» **Short problem 1**
Answer these questions using the article on the Prost-Heidfeld collision:
(a) Which team's car was Heidfeld driving?
(b) According to the article, what launched Heidfeld's car?
(c) Who won the race?
» **Short problem 2**
Reproduce word for word the passage of the article on the Prost-Heidfeld collision starting with "Nick Heidfeld may" and going on through "E top brass.".

» **Selection**
— Start —
Prost-Heidfeld collision was perfect for Formula E

Heidfeld wreck

Nick Heidfeld may not agree, but his collision with Nicolas Prost in Saturday's Formula E race was great news for the new series.

When Nick Heidfeld clambered unhurt from the wreckage of his Venturi Grand Prix car on Saturday there would have been some very happy faces among the Formula E top brass.

Naturally, they would have been relieved that the German was okay. Heidfeld’s shunt - caused by an extreme case of brain fade for Nicolas Prost - was scary in the extreme. What’s more, the way his car was launched by the so-called sausage curbs would have put the series in hot water had Nick sustained any sort of injury.

But it would have been more than simple relief that raised a smile. Because that huge, race-deciding accident was the best thing that could have happened from a promotional point of view. Alongside Lucas di Grassi, who cruised past the crash scene to score victory, no one got luckier at the inaugural race than the series itself.
— End —
» **Data rows**
— Start —
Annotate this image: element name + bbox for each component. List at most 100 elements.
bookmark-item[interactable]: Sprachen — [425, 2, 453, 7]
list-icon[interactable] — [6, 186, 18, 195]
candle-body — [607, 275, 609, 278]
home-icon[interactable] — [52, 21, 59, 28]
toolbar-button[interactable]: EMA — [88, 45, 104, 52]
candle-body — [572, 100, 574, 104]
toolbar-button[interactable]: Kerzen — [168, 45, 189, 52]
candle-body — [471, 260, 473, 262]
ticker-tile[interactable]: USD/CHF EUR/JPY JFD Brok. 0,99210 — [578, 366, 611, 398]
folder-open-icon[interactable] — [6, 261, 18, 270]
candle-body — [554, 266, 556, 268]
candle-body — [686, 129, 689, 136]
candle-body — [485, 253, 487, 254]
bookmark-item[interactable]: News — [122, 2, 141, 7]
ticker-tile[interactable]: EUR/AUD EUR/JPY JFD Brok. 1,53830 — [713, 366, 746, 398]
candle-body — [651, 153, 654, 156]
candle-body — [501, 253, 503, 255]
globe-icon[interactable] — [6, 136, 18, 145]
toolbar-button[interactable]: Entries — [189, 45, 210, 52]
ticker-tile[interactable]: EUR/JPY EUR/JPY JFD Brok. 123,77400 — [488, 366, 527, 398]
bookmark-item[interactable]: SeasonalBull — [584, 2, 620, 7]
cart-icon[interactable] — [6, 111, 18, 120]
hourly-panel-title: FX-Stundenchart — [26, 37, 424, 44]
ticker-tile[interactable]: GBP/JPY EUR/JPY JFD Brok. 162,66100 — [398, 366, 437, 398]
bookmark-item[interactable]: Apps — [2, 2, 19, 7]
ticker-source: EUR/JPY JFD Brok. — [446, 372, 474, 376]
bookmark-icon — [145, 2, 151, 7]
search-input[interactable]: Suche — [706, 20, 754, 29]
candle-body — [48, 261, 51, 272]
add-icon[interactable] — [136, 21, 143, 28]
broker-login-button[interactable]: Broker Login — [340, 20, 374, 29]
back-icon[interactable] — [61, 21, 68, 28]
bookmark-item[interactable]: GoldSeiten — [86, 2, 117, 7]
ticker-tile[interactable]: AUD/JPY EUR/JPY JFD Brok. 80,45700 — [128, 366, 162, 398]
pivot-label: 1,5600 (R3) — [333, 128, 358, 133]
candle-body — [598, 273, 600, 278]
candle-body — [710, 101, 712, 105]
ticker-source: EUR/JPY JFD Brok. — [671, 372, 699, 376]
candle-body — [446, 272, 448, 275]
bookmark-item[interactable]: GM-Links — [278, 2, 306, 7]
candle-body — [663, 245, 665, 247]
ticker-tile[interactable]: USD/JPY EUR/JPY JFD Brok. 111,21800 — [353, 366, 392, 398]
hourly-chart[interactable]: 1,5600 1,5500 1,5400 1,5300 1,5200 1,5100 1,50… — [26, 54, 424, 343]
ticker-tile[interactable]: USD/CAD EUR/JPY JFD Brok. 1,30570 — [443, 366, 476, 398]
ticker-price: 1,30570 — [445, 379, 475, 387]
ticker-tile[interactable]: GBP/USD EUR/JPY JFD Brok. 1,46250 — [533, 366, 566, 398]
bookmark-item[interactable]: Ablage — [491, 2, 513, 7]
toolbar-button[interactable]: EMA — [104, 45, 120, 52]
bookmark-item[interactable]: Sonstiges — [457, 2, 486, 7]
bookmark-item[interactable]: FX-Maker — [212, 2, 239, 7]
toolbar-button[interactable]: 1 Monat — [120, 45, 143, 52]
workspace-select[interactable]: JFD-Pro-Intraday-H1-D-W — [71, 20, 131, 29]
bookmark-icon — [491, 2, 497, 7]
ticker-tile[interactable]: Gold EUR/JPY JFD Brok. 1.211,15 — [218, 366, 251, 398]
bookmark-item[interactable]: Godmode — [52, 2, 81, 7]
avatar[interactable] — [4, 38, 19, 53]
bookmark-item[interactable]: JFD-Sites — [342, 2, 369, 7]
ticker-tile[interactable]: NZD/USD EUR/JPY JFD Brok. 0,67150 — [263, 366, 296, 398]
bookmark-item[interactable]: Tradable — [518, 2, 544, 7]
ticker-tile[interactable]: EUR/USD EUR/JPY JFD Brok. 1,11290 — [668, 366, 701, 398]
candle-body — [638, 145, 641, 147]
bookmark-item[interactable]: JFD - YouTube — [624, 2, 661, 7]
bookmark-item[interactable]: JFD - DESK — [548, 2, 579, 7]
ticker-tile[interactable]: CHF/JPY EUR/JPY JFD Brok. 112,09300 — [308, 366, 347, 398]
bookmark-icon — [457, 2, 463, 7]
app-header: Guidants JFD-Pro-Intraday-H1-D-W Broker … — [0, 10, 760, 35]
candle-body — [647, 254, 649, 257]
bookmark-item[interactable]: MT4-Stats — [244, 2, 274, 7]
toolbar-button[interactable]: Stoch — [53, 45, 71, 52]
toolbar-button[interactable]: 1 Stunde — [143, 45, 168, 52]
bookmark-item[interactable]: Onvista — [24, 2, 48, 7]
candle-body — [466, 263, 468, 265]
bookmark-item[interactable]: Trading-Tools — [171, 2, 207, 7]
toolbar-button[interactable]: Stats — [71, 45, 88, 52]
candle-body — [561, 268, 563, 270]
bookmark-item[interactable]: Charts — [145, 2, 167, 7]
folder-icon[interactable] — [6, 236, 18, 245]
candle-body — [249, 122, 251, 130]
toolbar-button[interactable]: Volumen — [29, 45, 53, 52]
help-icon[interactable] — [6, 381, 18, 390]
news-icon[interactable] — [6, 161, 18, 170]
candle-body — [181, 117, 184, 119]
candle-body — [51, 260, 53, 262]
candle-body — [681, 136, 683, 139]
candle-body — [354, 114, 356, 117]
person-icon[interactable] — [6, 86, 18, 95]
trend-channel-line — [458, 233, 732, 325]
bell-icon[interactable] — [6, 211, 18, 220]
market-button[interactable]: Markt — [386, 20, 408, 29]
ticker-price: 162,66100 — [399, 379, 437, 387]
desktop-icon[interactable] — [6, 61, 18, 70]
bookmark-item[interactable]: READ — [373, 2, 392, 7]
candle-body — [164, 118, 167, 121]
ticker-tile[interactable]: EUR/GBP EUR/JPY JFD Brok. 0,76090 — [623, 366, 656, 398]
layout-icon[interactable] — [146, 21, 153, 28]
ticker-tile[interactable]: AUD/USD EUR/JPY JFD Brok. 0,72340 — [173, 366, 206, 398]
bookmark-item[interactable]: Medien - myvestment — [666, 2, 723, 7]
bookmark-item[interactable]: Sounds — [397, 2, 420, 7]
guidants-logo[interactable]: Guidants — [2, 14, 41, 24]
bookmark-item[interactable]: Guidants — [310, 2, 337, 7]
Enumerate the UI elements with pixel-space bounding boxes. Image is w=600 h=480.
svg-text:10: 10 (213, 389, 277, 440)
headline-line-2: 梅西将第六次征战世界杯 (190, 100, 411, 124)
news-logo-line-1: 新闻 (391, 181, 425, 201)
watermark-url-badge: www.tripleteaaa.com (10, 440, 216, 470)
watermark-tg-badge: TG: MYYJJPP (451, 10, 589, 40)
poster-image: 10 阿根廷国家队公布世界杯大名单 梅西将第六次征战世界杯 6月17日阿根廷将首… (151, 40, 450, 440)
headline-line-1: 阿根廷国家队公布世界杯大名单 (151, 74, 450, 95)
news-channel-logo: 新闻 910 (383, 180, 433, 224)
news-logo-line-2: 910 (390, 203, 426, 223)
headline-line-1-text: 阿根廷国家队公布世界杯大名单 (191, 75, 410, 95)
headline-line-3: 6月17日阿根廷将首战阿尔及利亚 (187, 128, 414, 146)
— End —
» **Answer 1**
(a) Venturi Grand Prix
(b) The so-called sausage curbs
(c) Lucas di Grassi

» **Answer 2**
Nick Heidfeld may not agree, but his collision with Nicolas Prost in Saturday's Formula E race was great news for the new series.

When Nick Heidfeld clambered unhurt from the wreckage of his Venturi Grand Prix car on Saturday there would have been some very happy faces among the Formula E top brass.